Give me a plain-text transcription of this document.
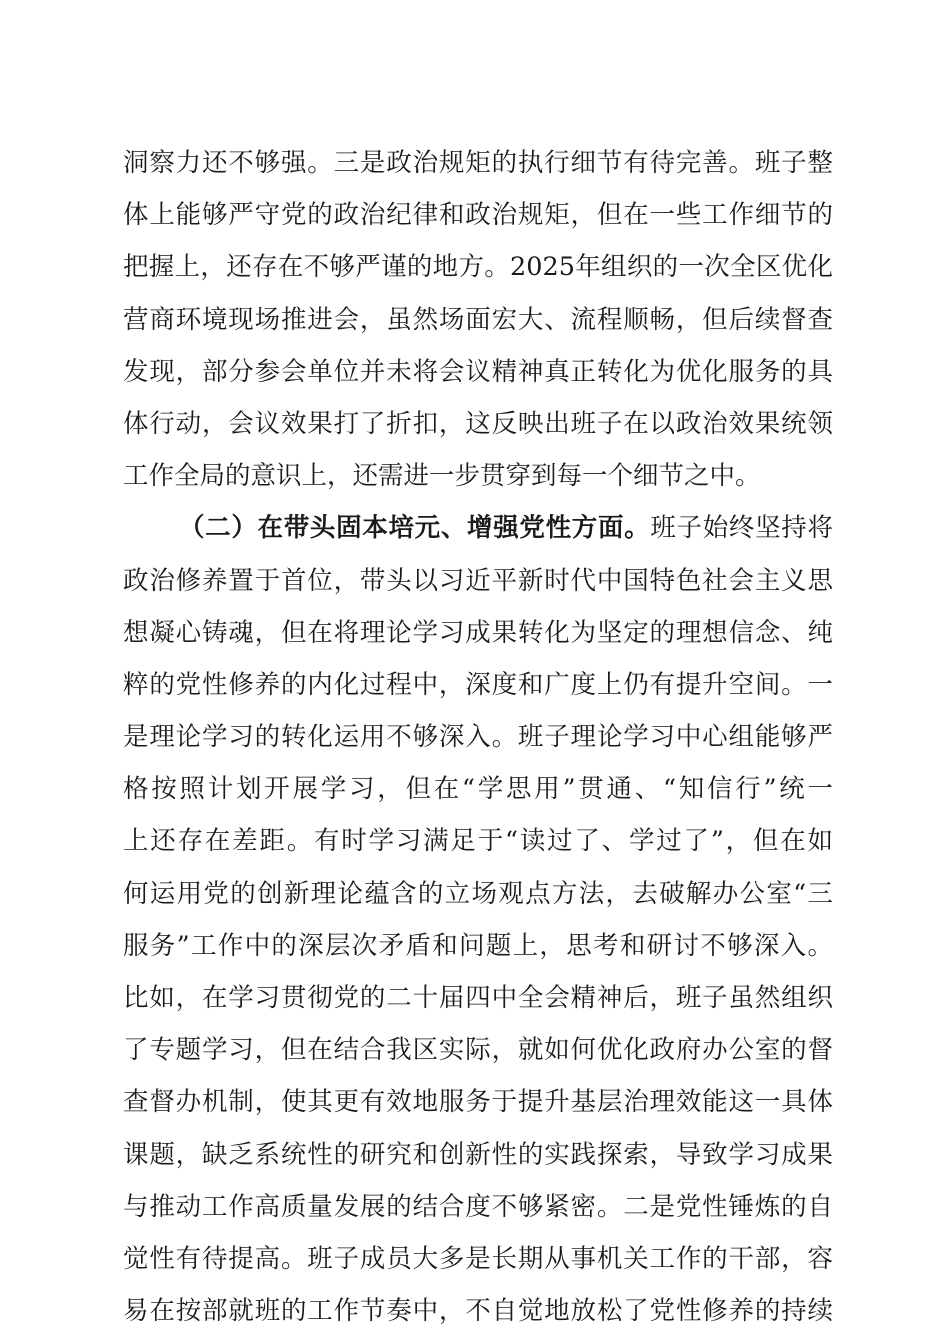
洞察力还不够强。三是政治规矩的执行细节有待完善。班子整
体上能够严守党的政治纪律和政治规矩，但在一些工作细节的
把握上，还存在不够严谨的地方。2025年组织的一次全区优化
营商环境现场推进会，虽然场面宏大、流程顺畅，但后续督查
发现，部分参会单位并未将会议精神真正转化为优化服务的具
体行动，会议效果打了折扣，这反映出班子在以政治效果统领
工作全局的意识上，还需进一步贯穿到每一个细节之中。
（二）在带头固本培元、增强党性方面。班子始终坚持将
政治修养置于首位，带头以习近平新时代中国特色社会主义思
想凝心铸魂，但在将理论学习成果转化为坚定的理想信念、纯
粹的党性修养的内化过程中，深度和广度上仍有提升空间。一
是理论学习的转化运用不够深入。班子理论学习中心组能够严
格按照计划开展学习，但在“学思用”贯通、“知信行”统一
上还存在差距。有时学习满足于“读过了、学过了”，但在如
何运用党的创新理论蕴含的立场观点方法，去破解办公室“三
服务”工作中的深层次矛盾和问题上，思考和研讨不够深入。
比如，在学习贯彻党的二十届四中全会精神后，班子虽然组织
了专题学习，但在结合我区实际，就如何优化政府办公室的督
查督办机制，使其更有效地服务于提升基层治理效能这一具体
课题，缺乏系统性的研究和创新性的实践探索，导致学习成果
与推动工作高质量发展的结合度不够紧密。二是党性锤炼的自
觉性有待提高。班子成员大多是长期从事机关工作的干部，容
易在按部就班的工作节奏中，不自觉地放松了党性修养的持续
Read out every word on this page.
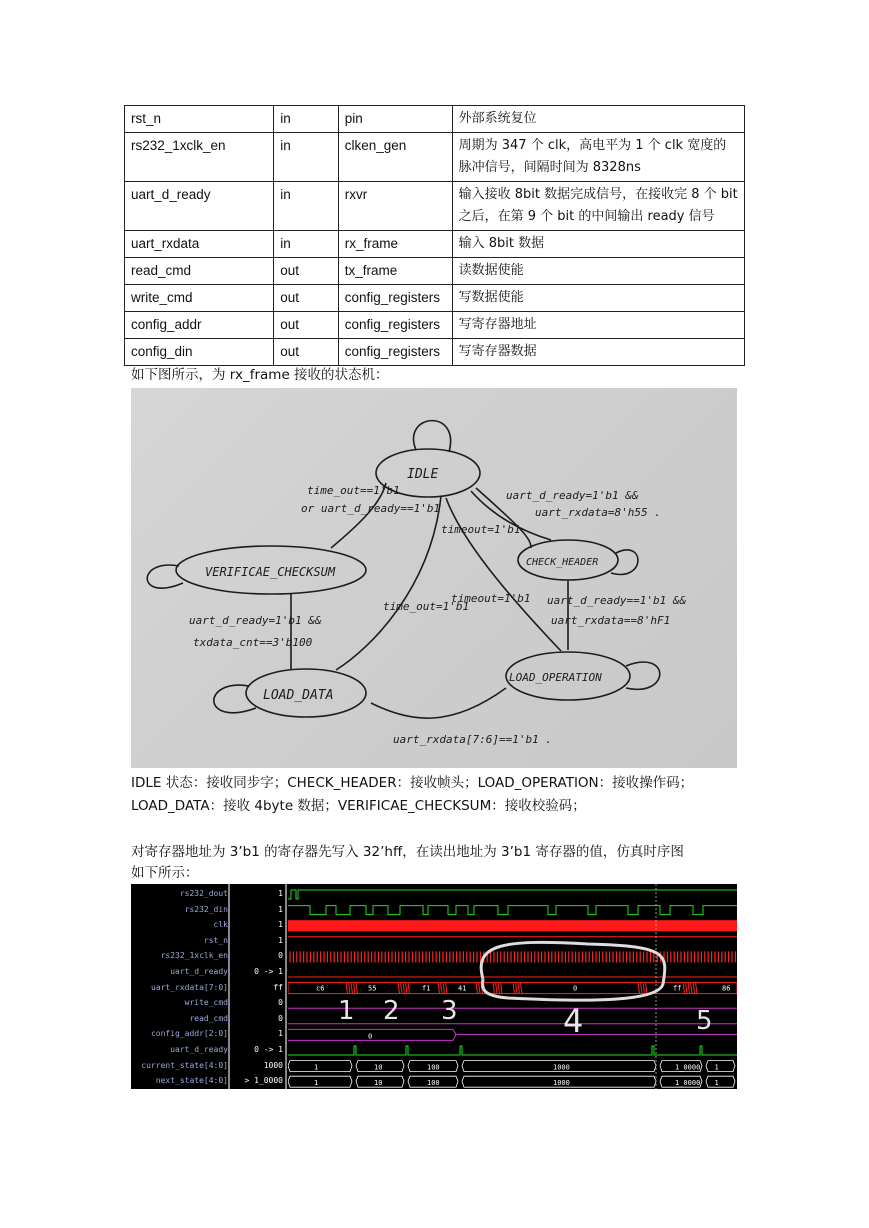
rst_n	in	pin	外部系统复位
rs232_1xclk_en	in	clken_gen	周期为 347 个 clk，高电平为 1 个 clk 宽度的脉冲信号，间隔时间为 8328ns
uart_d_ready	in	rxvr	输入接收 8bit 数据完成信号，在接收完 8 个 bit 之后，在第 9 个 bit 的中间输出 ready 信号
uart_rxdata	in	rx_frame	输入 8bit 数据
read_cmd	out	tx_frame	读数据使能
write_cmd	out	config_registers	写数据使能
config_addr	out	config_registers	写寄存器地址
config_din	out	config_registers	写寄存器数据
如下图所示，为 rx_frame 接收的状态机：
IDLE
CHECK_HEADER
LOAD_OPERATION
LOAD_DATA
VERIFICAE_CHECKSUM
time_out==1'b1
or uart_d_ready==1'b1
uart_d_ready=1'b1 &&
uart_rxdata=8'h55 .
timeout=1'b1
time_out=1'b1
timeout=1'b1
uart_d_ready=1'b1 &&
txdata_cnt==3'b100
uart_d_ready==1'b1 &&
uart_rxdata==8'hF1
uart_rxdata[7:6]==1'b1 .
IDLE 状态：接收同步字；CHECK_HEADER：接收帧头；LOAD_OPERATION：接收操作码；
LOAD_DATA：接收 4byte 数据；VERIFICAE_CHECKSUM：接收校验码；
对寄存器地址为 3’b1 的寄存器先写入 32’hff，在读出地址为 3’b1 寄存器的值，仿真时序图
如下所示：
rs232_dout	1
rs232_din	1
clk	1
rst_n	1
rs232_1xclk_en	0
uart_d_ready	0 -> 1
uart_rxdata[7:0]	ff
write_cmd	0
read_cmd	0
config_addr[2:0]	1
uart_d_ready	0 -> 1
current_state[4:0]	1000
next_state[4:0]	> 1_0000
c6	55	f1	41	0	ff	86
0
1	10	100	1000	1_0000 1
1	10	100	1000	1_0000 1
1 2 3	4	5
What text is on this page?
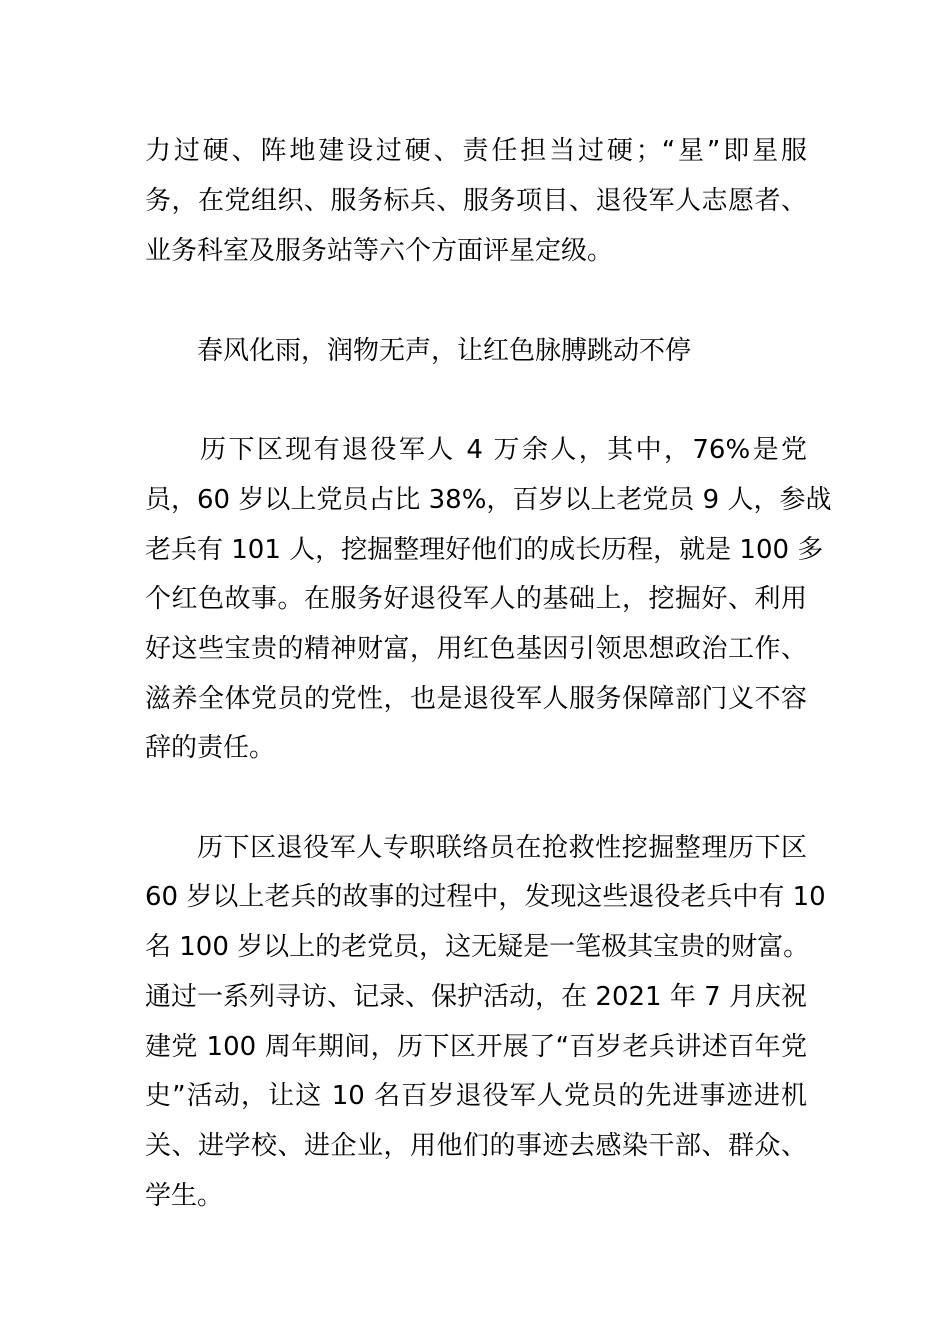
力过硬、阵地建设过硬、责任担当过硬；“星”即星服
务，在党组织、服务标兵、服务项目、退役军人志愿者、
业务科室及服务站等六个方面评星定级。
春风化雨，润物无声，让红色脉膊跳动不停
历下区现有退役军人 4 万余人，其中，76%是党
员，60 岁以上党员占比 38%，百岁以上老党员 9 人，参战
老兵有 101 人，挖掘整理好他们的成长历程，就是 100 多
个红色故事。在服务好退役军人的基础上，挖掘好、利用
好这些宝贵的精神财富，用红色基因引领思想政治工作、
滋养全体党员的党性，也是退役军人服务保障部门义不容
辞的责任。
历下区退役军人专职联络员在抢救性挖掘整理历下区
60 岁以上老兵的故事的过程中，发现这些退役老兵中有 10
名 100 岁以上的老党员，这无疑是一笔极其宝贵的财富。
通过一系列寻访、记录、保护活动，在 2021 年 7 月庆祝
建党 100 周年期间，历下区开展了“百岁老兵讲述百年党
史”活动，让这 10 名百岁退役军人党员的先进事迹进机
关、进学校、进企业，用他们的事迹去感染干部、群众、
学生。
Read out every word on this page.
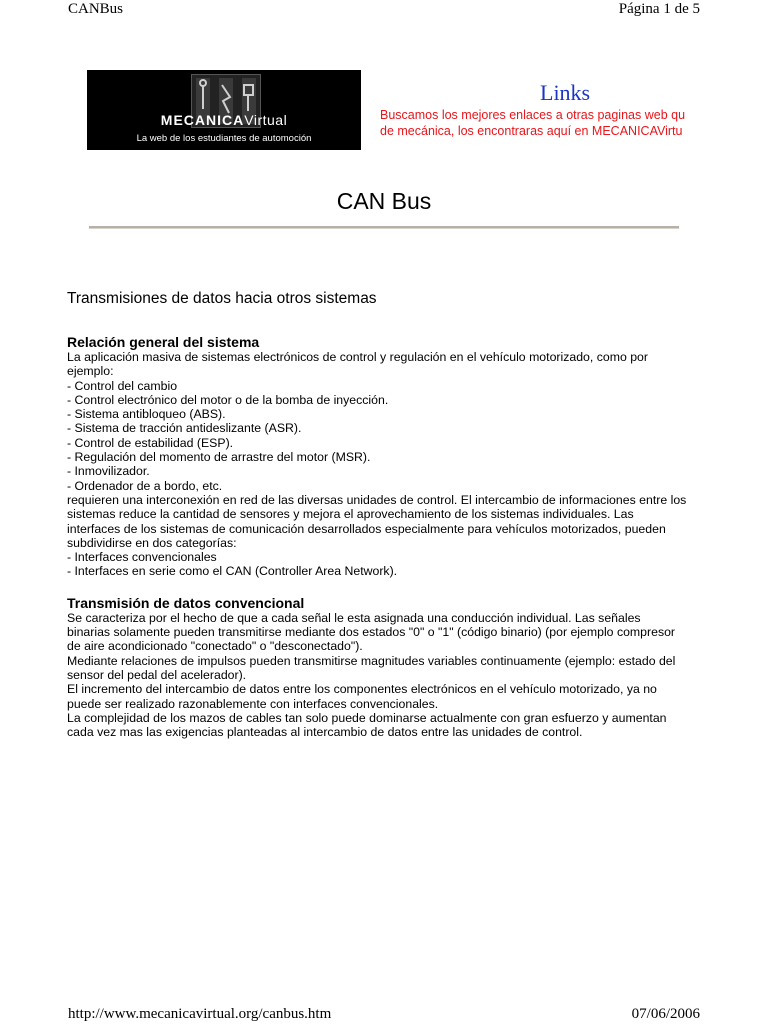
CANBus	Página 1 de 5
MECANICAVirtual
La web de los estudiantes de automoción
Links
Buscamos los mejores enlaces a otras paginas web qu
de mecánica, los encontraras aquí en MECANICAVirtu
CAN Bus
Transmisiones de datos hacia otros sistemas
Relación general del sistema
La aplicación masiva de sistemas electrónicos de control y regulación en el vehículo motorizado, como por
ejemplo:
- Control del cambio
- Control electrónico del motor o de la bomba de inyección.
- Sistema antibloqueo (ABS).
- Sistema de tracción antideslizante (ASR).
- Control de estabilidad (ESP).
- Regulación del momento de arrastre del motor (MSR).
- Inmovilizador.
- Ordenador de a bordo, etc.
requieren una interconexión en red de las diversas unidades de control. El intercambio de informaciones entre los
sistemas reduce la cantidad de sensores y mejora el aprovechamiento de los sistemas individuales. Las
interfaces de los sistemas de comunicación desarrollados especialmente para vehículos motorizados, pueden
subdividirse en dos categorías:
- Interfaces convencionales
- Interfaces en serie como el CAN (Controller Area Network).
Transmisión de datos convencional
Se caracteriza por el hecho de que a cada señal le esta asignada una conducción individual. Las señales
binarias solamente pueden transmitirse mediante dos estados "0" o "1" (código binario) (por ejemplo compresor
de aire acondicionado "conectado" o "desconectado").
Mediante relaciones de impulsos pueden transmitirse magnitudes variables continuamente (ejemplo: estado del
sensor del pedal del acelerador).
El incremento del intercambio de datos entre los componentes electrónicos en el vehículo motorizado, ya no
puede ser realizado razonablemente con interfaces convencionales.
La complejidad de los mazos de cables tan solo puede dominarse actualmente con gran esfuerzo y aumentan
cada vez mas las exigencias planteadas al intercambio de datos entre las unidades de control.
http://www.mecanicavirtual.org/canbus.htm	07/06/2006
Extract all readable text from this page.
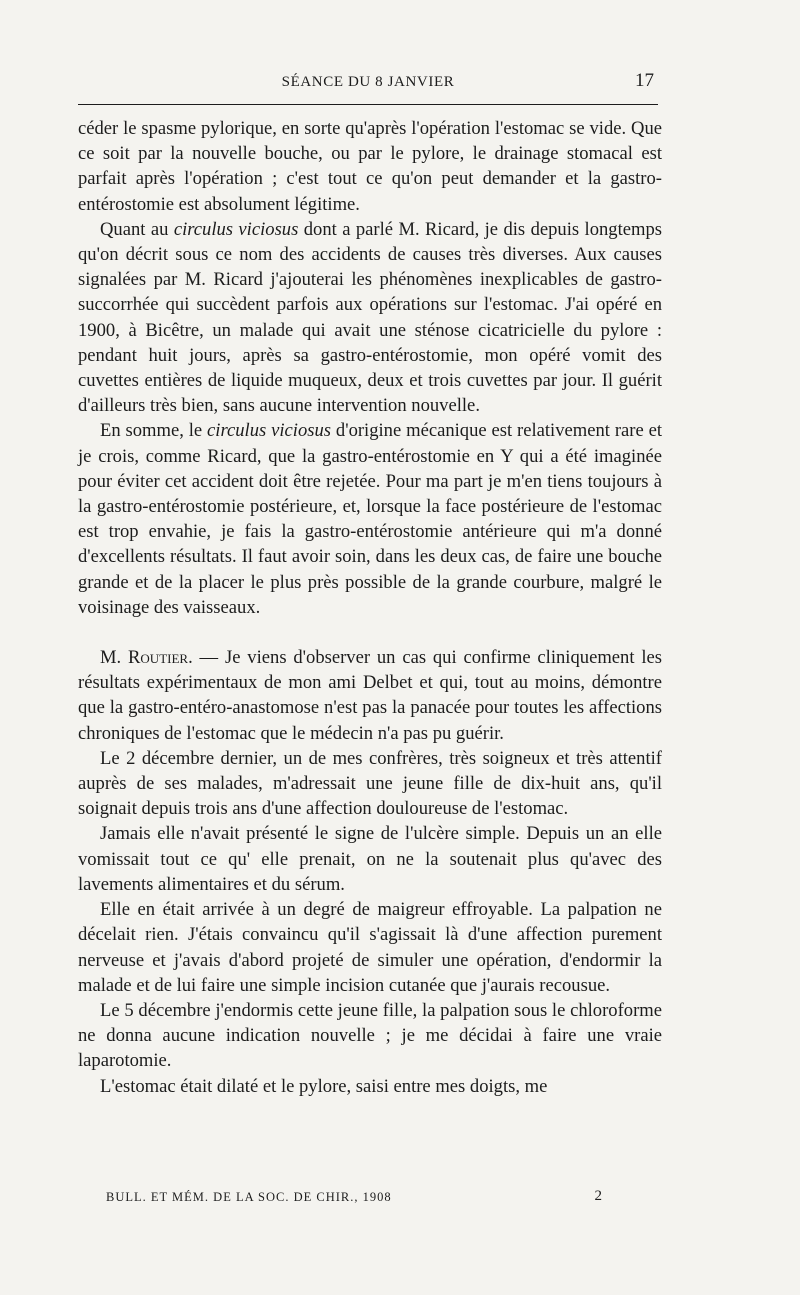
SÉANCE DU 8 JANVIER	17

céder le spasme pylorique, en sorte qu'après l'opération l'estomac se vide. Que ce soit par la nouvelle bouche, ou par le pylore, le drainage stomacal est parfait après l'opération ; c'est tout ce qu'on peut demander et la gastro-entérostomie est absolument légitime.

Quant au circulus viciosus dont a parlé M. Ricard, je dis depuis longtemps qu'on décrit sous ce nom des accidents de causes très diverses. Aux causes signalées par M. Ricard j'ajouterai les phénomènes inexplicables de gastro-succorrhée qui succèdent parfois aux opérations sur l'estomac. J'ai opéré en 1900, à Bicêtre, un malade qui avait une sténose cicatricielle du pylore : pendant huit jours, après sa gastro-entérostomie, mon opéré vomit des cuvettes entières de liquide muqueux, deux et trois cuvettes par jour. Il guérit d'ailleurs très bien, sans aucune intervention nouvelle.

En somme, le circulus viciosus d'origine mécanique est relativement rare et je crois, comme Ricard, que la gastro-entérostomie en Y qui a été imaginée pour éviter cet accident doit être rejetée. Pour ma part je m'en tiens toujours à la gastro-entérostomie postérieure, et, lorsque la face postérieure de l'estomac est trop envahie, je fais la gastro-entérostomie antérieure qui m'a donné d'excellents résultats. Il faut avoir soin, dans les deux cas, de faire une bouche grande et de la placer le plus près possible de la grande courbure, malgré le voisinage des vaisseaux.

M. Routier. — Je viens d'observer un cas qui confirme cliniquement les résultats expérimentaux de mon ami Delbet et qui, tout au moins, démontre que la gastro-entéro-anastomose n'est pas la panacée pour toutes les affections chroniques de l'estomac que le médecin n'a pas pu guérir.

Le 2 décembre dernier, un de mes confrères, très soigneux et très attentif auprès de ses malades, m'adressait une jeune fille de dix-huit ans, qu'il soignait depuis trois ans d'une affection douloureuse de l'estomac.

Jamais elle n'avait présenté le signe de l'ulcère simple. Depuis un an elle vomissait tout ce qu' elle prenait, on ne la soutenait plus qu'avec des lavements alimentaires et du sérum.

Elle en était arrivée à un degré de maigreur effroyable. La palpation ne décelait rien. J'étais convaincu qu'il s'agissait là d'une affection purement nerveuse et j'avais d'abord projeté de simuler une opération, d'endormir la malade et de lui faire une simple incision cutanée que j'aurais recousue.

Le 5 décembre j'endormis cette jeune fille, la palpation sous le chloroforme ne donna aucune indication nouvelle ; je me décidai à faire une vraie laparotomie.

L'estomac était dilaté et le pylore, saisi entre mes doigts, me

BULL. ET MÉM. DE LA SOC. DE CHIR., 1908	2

----

WHAT TO WORK ON
Lines holding the word "cada" in the entries above are the ones to pull out. Copy them all.

EXERCISE RESULT
Se caracteriza por el hecho de que a cada señal le esta asignada una conducción individual. Las señales
cada vez mas las exigencias planteadas al intercambio de datos entre las unidades de control.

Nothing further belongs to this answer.